__Instructions for the task__. Lines that hold the word "category" should be located and copied.

__Provided records__.
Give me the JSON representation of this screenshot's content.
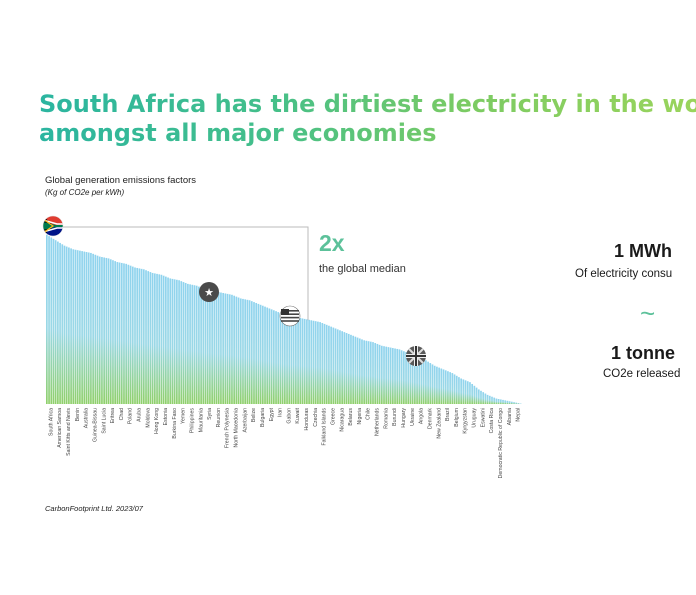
{
  "title": {
    "line1": "South Africa has the dirtiest electricity in the world,",
    "line2": "amongst all major economies"
  },
  "subtitle": "Global generation emissions factors",
  "unit": "(Kg of CO2e per kWh)",
  "callout": {
    "value": "2x",
    "label": "the global median"
  },
  "info": {
    "line1": "1 MWh",
    "line2": "Of electricity consu",
    "tilde": "~",
    "line3": "1 tonne",
    "line4": "CO2e released"
  },
  "source": "CarbonFootprint Ltd. 2023/07",
  "chart_data": {
    "type": "bar",
    "title": "Global generation emissions factors",
    "ylabel": "Kg of CO2e per kWh",
    "ylim": [
      0,
      1
    ],
    "categories": [
      "South Africa",
      "American Samoa",
      "Saint Kitts and Nevis",
      "Benin",
      "Australia",
      "Guinea-Bissau",
      "Saint Lucia",
      "Eritrea",
      "Chad",
      "Poland",
      "Aruba",
      "Moldova",
      "Hong Kong",
      "Estonia",
      "Burkina Faso",
      "Yemen",
      "Philippines",
      "Mauritania",
      "Syria",
      "Reunion",
      "French Polynesia",
      "North Macedonia",
      "Azerbaijan",
      "Belize",
      "Bulgaria",
      "Egypt",
      "Iran",
      "Gabon",
      "Kuwait",
      "Honduras",
      "Czechia",
      "Falkland Islands",
      "Greece",
      "Nicaragua",
      "Belarus",
      "Nigeria",
      "Chile",
      "Netherlands",
      "Romania",
      "Burundi",
      "Hungary",
      "Ukraine",
      "Angola",
      "Denmark",
      "New Zealand",
      "Brazil",
      "Belgium",
      "Kyrgyzstan",
      "Uruguay",
      "Eswatini",
      "Costa Rica",
      "Democratic Republic of Congo",
      "Albania",
      "Nepal"
    ],
    "values": [
      0.93,
      0.9,
      0.87,
      0.85,
      0.84,
      0.83,
      0.81,
      0.8,
      0.78,
      0.77,
      0.75,
      0.74,
      0.72,
      0.71,
      0.69,
      0.68,
      0.66,
      0.65,
      0.63,
      0.62,
      0.61,
      0.6,
      0.58,
      0.57,
      0.55,
      0.53,
      0.51,
      0.49,
      0.48,
      0.47,
      0.46,
      0.45,
      0.43,
      0.41,
      0.39,
      0.37,
      0.35,
      0.34,
      0.32,
      0.31,
      0.3,
      0.28,
      0.26,
      0.24,
      0.21,
      0.19,
      0.17,
      0.14,
      0.12,
      0.08,
      0.05,
      0.03,
      0.02,
      0.01
    ],
    "bars_per_label": 4,
    "median_reference": 0.46,
    "annotations": [
      {
        "category": "South Africa",
        "flag": "South Africa"
      },
      {
        "category": "Philippines",
        "flag": "China"
      },
      {
        "category": "Egypt",
        "flag": "United States"
      },
      {
        "category": "Romania",
        "flag": "United Kingdom"
      }
    ],
    "colors": {
      "top": "#8fd3ee",
      "bottom": "#8fd06a",
      "reference": "#bbbbbb",
      "label": "#444444"
    }
  }
}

__Exercise solution__.
        "category": "South Africa",
        "category": "Philippines",
        "category": "Egypt",
        "category": "Romania",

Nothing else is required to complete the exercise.